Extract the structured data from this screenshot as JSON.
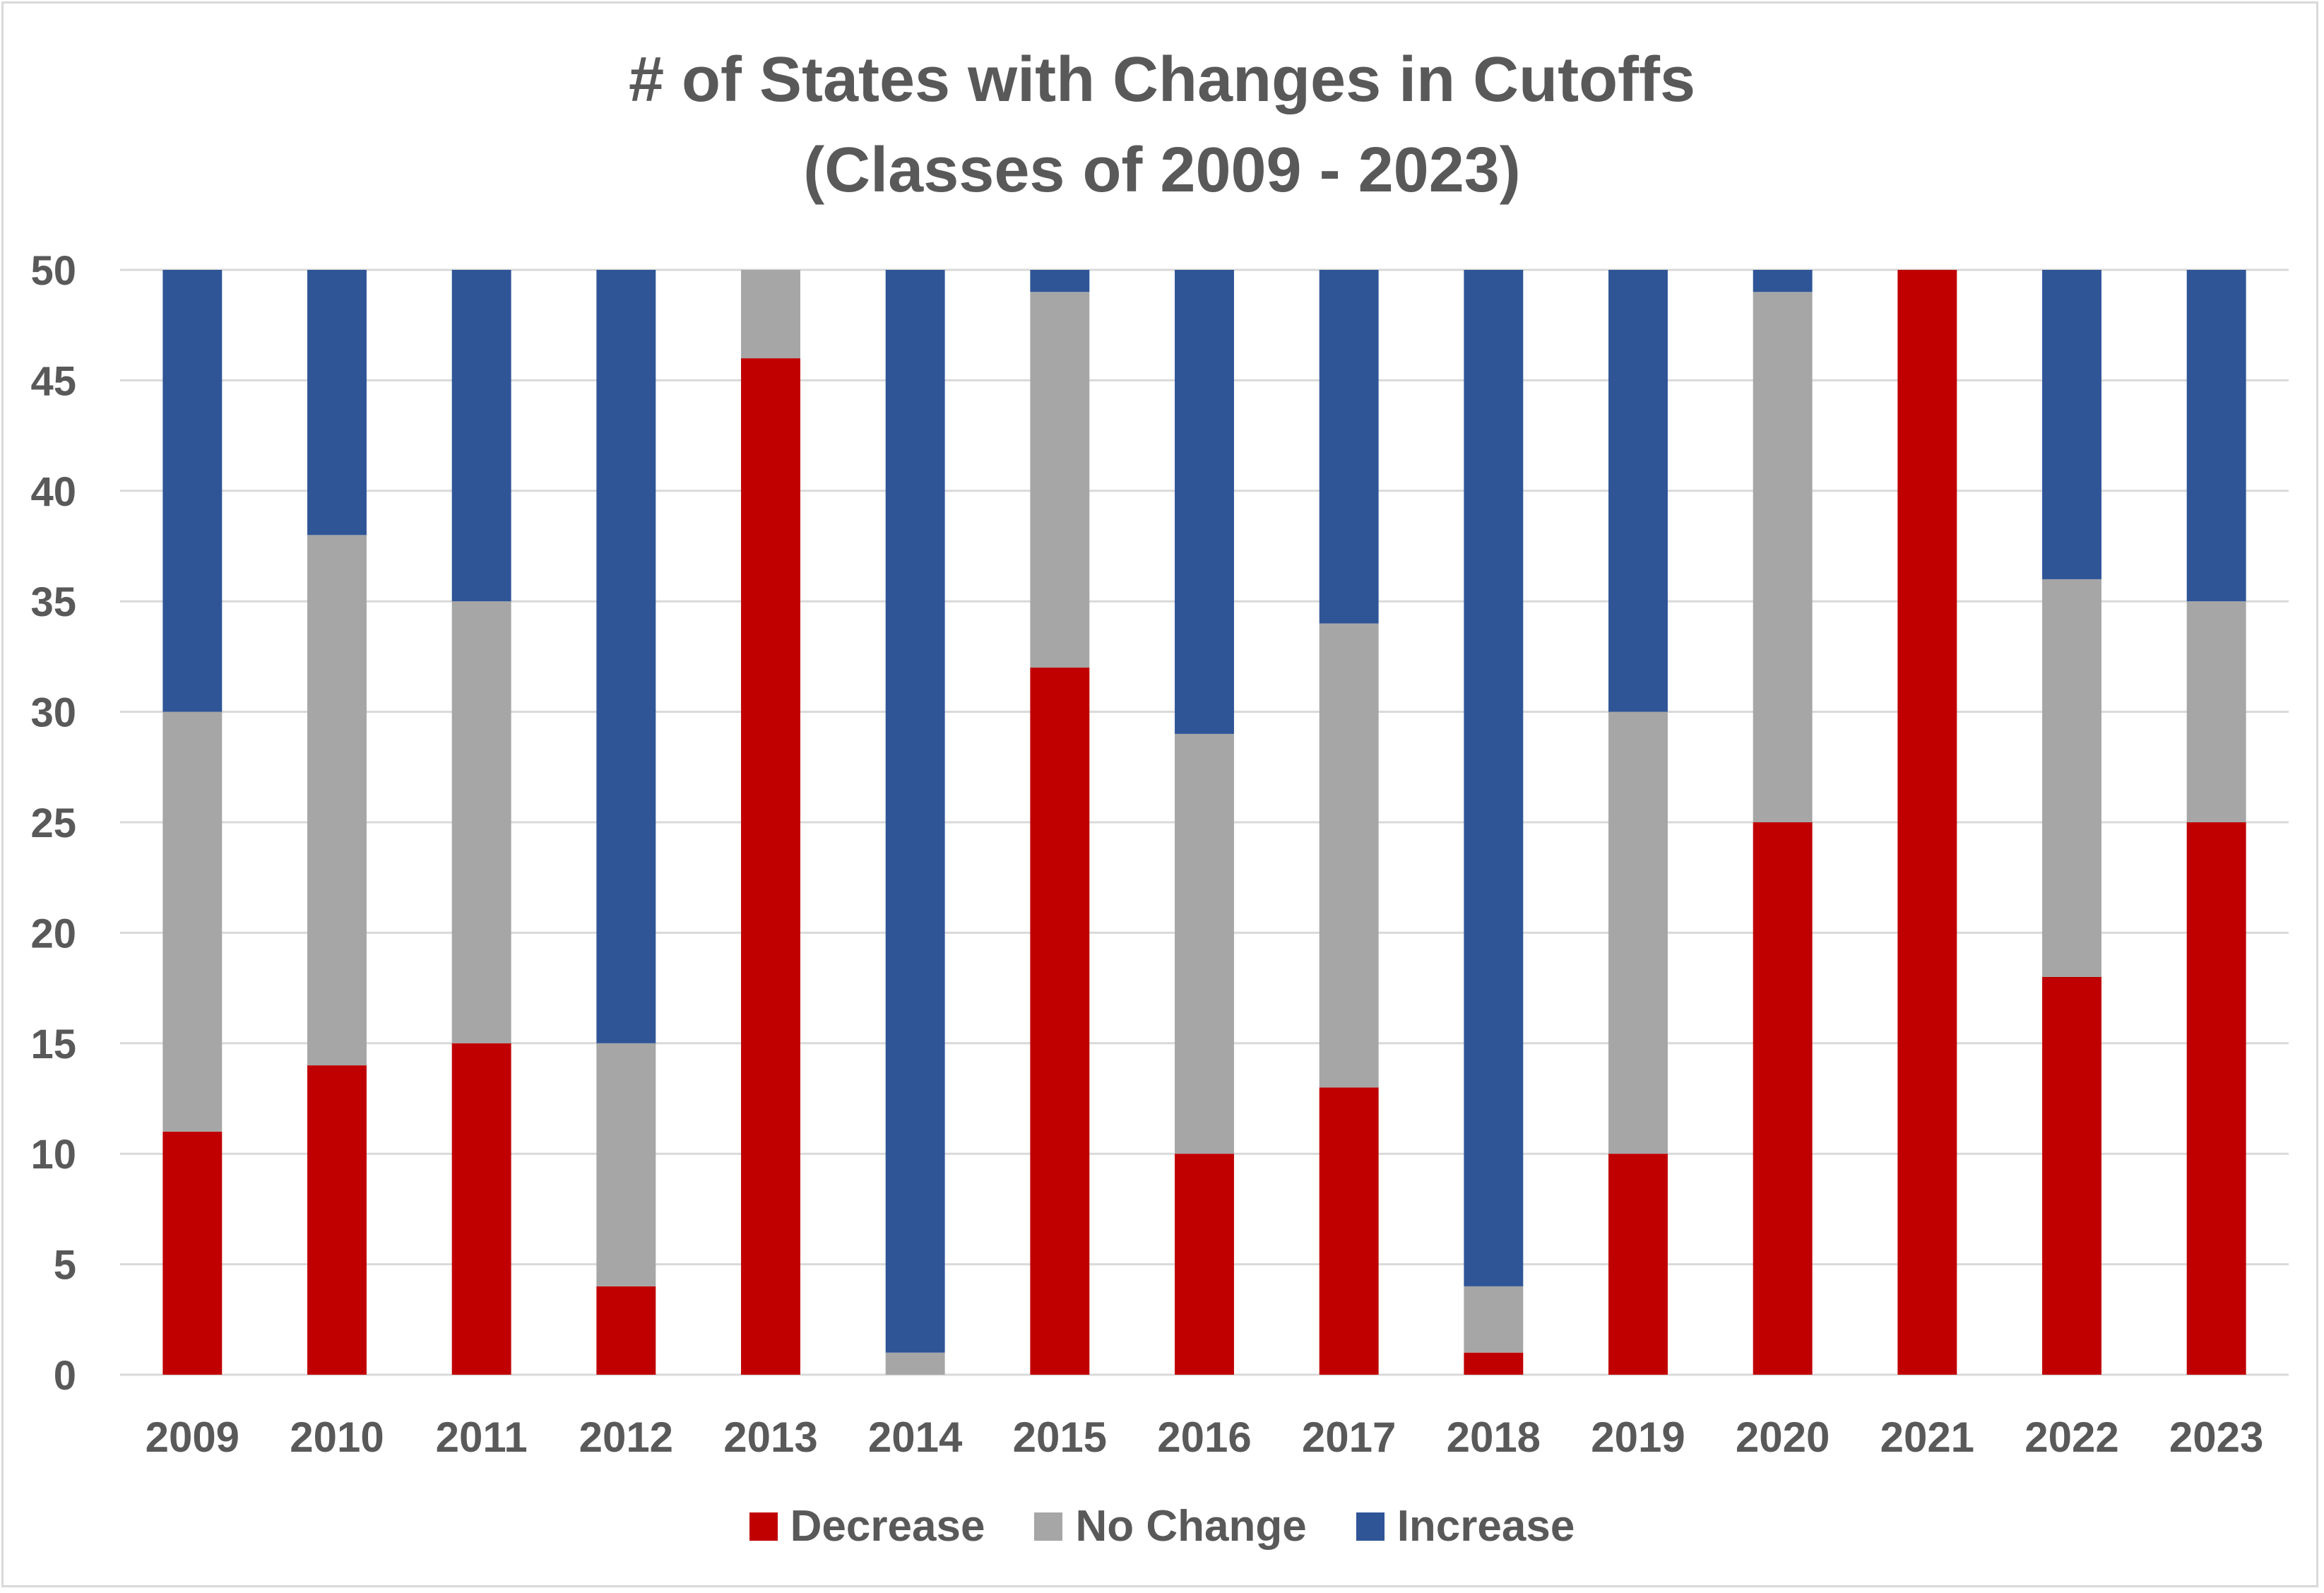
{
  "chart_data": {
    "type": "bar",
    "stacked": true,
    "title": [
      "# of States with Changes in Cutoffs",
      "(Classes of 2009 - 2023)"
    ],
    "xlabel": "",
    "ylabel": "",
    "ylim": [
      0,
      50
    ],
    "yticks": [
      0,
      5,
      10,
      15,
      20,
      25,
      30,
      35,
      40,
      45,
      50
    ],
    "grid": true,
    "legend_position": "bottom",
    "categories": [
      "2009",
      "2010",
      "2011",
      "2012",
      "2013",
      "2014",
      "2015",
      "2016",
      "2017",
      "2018",
      "2019",
      "2020",
      "2021",
      "2022",
      "2023"
    ],
    "series": [
      {
        "name": "Decrease",
        "color": "#c00000",
        "values": [
          11,
          14,
          15,
          4,
          46,
          0,
          32,
          10,
          13,
          1,
          10,
          25,
          50,
          18,
          25
        ]
      },
      {
        "name": "No Change",
        "color": "#a6a6a6",
        "values": [
          19,
          24,
          20,
          11,
          4,
          1,
          17,
          19,
          21,
          3,
          20,
          24,
          0,
          18,
          10
        ]
      },
      {
        "name": "Increase",
        "color": "#2f5597",
        "values": [
          20,
          12,
          15,
          35,
          0,
          49,
          1,
          21,
          16,
          46,
          20,
          1,
          0,
          14,
          15
        ]
      }
    ]
  }
}
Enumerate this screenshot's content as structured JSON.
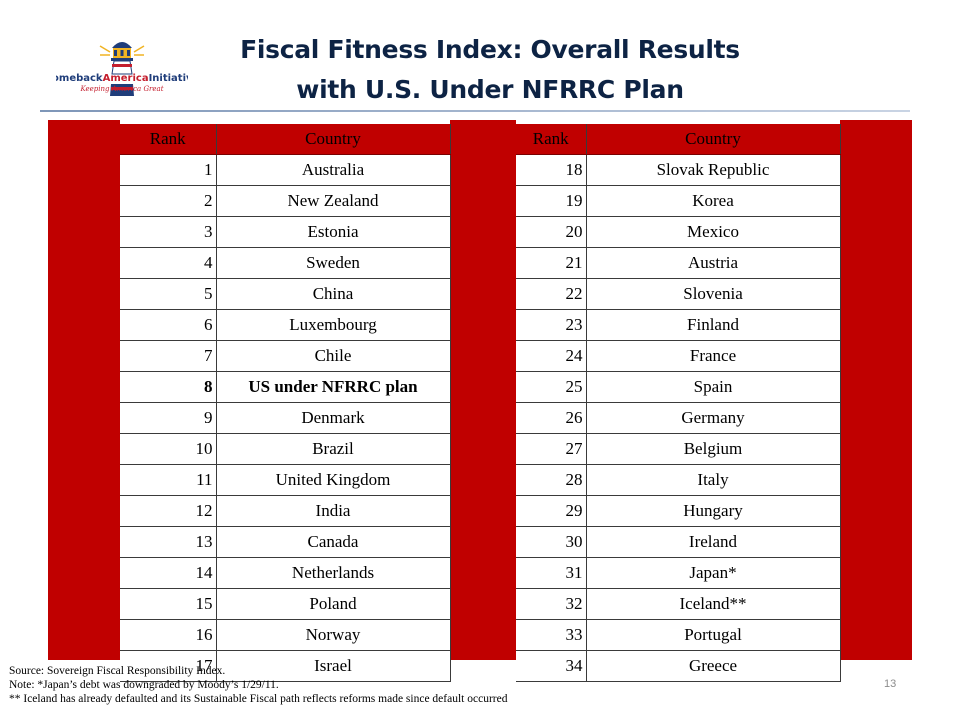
{
  "logo": {
    "name_part1": "Comeback",
    "name_part2": "America",
    "name_part3": "Initiative",
    "tagline": "Keeping America Great",
    "colors": {
      "navy": "#1f3d7a",
      "red": "#c41e2d",
      "gold": "#f0b323"
    }
  },
  "title": {
    "line1": "Fiscal Fitness Index: Overall Results",
    "line2": "with U.S. Under NFRRC Plan"
  },
  "table": {
    "headers": {
      "rank": "Rank",
      "country": "Country"
    },
    "left": [
      {
        "rank": "1",
        "country": "Australia"
      },
      {
        "rank": "2",
        "country": "New Zealand"
      },
      {
        "rank": "3",
        "country": "Estonia"
      },
      {
        "rank": "4",
        "country": "Sweden"
      },
      {
        "rank": "5",
        "country": "China"
      },
      {
        "rank": "6",
        "country": "Luxembourg"
      },
      {
        "rank": "7",
        "country": "Chile"
      },
      {
        "rank": "8",
        "country": "US under NFRRC plan",
        "bold": true
      },
      {
        "rank": "9",
        "country": "Denmark"
      },
      {
        "rank": "10",
        "country": "Brazil"
      },
      {
        "rank": "11",
        "country": "United Kingdom"
      },
      {
        "rank": "12",
        "country": "India"
      },
      {
        "rank": "13",
        "country": "Canada"
      },
      {
        "rank": "14",
        "country": "Netherlands"
      },
      {
        "rank": "15",
        "country": "Poland"
      },
      {
        "rank": "16",
        "country": "Norway"
      },
      {
        "rank": "17",
        "country": "Israel"
      }
    ],
    "right": [
      {
        "rank": "18",
        "country": "Slovak Republic"
      },
      {
        "rank": "19",
        "country": "Korea"
      },
      {
        "rank": "20",
        "country": "Mexico"
      },
      {
        "rank": "21",
        "country": "Austria"
      },
      {
        "rank": "22",
        "country": "Slovenia"
      },
      {
        "rank": "23",
        "country": "Finland"
      },
      {
        "rank": "24",
        "country": "France"
      },
      {
        "rank": "25",
        "country": "Spain"
      },
      {
        "rank": "26",
        "country": "Germany"
      },
      {
        "rank": "27",
        "country": "Belgium"
      },
      {
        "rank": "28",
        "country": "Italy"
      },
      {
        "rank": "29",
        "country": "Hungary"
      },
      {
        "rank": "30",
        "country": "Ireland"
      },
      {
        "rank": "31",
        "country": "Japan*"
      },
      {
        "rank": "32",
        "country": "Iceland**"
      },
      {
        "rank": "33",
        "country": "Portugal"
      },
      {
        "rank": "34",
        "country": "Greece"
      }
    ]
  },
  "notes": {
    "source": "Source: Sovereign Fiscal Responsibility Index.",
    "note1": "Note: *Japan’s debt was downgraded by Moody’s 1/29/11.",
    "note2": "** Iceland has already defaulted and its Sustainable Fiscal path reflects reforms made since default occurred"
  },
  "page_number": "13",
  "colors": {
    "table_red": "#c00000",
    "title_navy": "#0d2344"
  }
}
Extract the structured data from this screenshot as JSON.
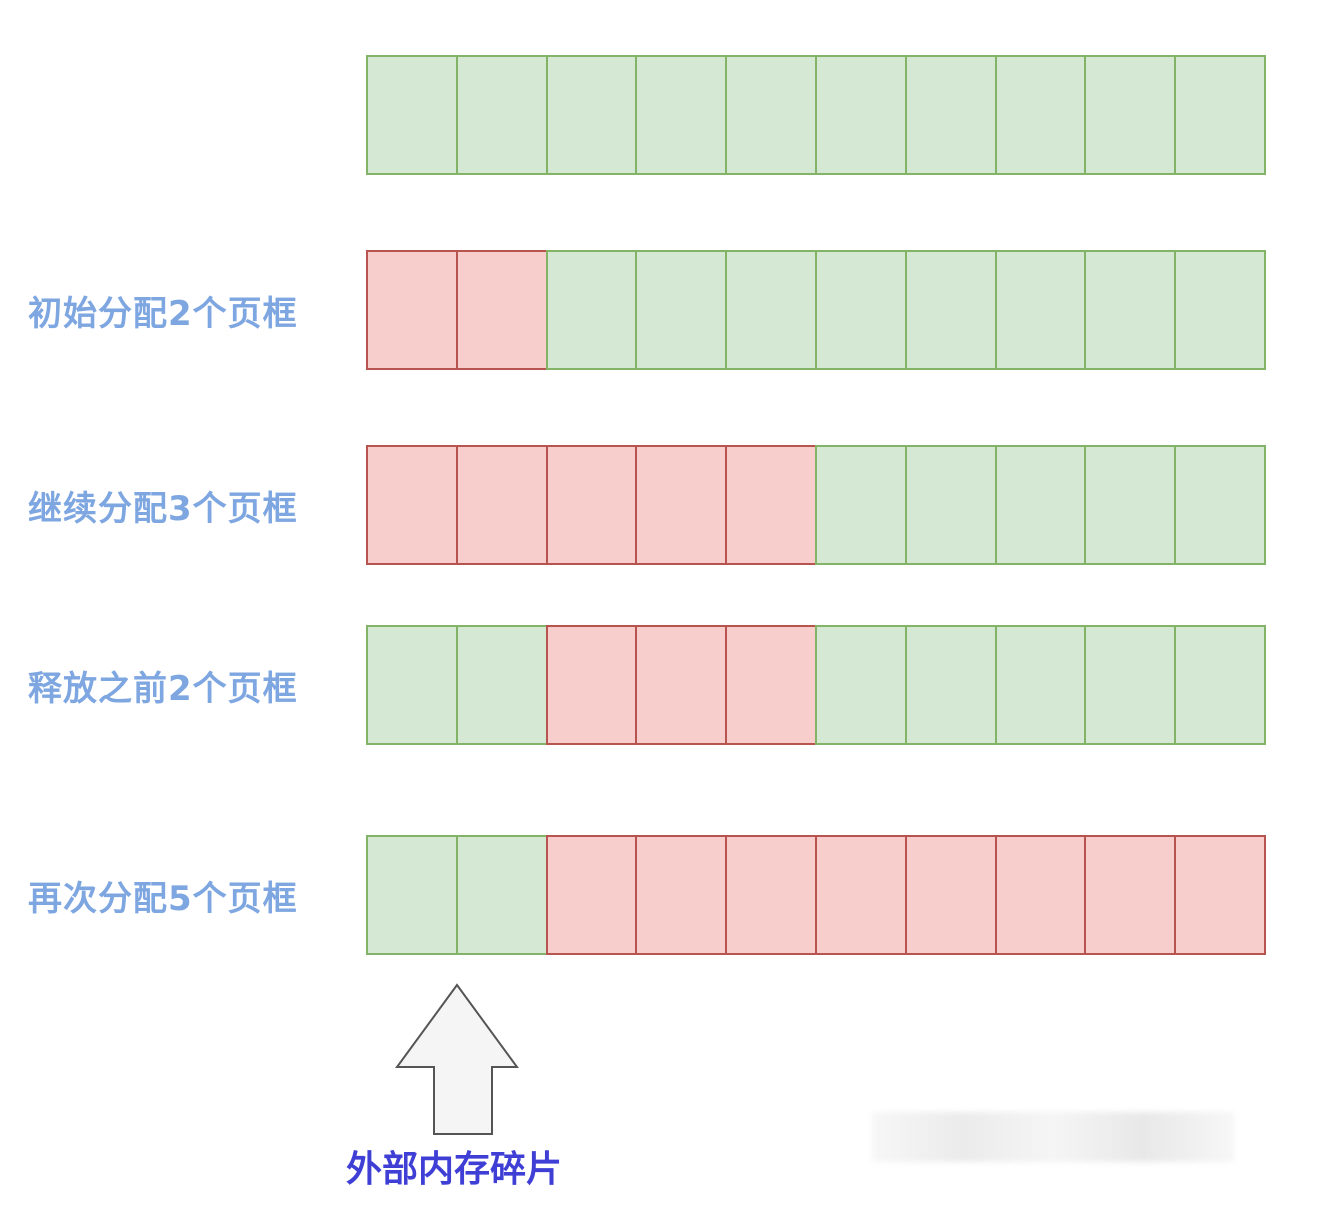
{
  "colors": {
    "free_fill": "#d5e8d4",
    "free_stroke": "#82b366",
    "used_fill": "#f8cecc",
    "used_stroke": "#b85450",
    "label": "#7ea6e0",
    "fragment_label": "#3f3fd6"
  },
  "rows": [
    {
      "label": "",
      "cells": [
        "free",
        "free",
        "free",
        "free",
        "free",
        "free",
        "free",
        "free",
        "free",
        "free"
      ]
    },
    {
      "label": "初始分配2个页框",
      "cells": [
        "used",
        "used",
        "free",
        "free",
        "free",
        "free",
        "free",
        "free",
        "free",
        "free"
      ]
    },
    {
      "label": "继续分配3个页框",
      "cells": [
        "used",
        "used",
        "used",
        "used",
        "used",
        "free",
        "free",
        "free",
        "free",
        "free"
      ]
    },
    {
      "label": "释放之前2个页框",
      "cells": [
        "free",
        "free",
        "used",
        "used",
        "used",
        "free",
        "free",
        "free",
        "free",
        "free"
      ]
    },
    {
      "label": "再次分配5个页框",
      "cells": [
        "free",
        "free",
        "used",
        "used",
        "used",
        "used",
        "used",
        "used",
        "used",
        "used"
      ]
    }
  ],
  "fragment": {
    "label": "外部内存碎片",
    "icon": "up-arrow-icon"
  }
}
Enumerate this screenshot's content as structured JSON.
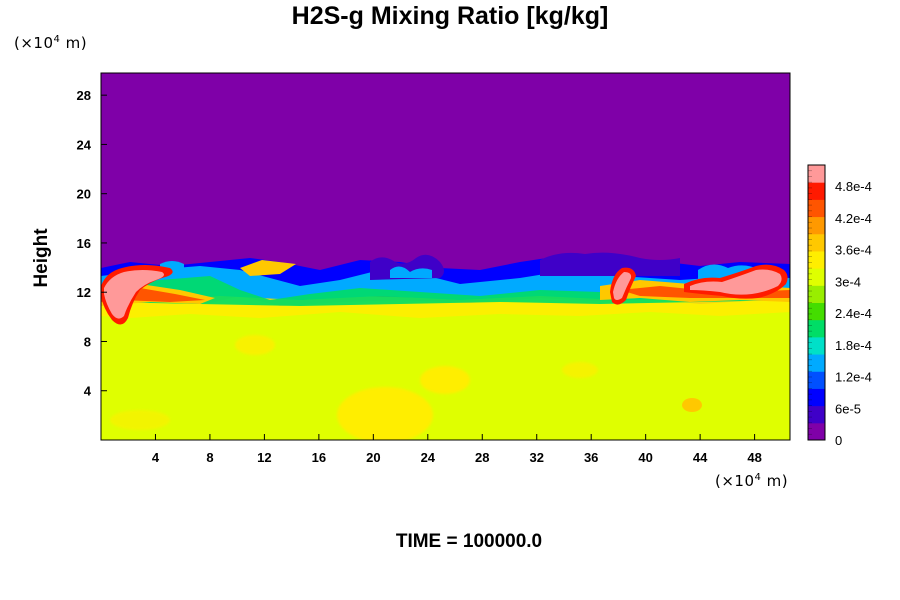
{
  "chart_data": {
    "type": "heatmap",
    "title": "H2S-g Mixing Ratio [kg/kg]",
    "ylabel": "Height",
    "y_unit": {
      "prefix": "(×10",
      "exp": "4",
      "suffix": " m)"
    },
    "x_unit": {
      "prefix": "(×10",
      "exp": "4",
      "suffix": " m)"
    },
    "x_ticks": [
      "4",
      "8",
      "12",
      "16",
      "20",
      "24",
      "28",
      "32",
      "36",
      "40",
      "44",
      "48"
    ],
    "x_tick_values": [
      4,
      8,
      12,
      16,
      20,
      24,
      28,
      32,
      36,
      40,
      44,
      48
    ],
    "xlim": [
      0,
      50.6
    ],
    "y_ticks": [
      "4",
      "8",
      "12",
      "16",
      "20",
      "24",
      "28"
    ],
    "y_tick_values": [
      4,
      8,
      12,
      16,
      20,
      24,
      28
    ],
    "ylim": [
      0,
      29.8
    ],
    "colorbar": {
      "labels": [
        "0",
        "6e-5",
        "1.2e-4",
        "1.8e-4",
        "2.4e-4",
        "3e-4",
        "3.6e-4",
        "4.2e-4",
        "4.8e-4"
      ],
      "label_values": [
        0,
        6e-05,
        0.00012,
        0.00018,
        0.00024,
        0.0003,
        0.00036,
        0.00042,
        0.00048
      ],
      "range": [
        0,
        0.00052
      ],
      "colors": [
        "#7f00a8",
        "#3f00c8",
        "#0000ff",
        "#0050ff",
        "#00aaff",
        "#00e0c8",
        "#00dd66",
        "#44dd00",
        "#99ee00",
        "#dfff00",
        "#ffee00",
        "#ffc800",
        "#ff9900",
        "#ff5500",
        "#ff1a00",
        "#ff9999"
      ]
    },
    "field_summary": {
      "upper_layer_value": 0,
      "lower_layer_value": 0.00033,
      "boundary_height_range": [
        11,
        15
      ],
      "pockets_max_value": 0.00052
    },
    "time_label": "TIME = 100000.0"
  }
}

-*-

## Given task
Copy out every line holding the string "Index".

## Output
    "line1": "Fiscal Fitness Index: Overall Results",
    "source": "Source: Sovereign Fiscal Responsibility Index.",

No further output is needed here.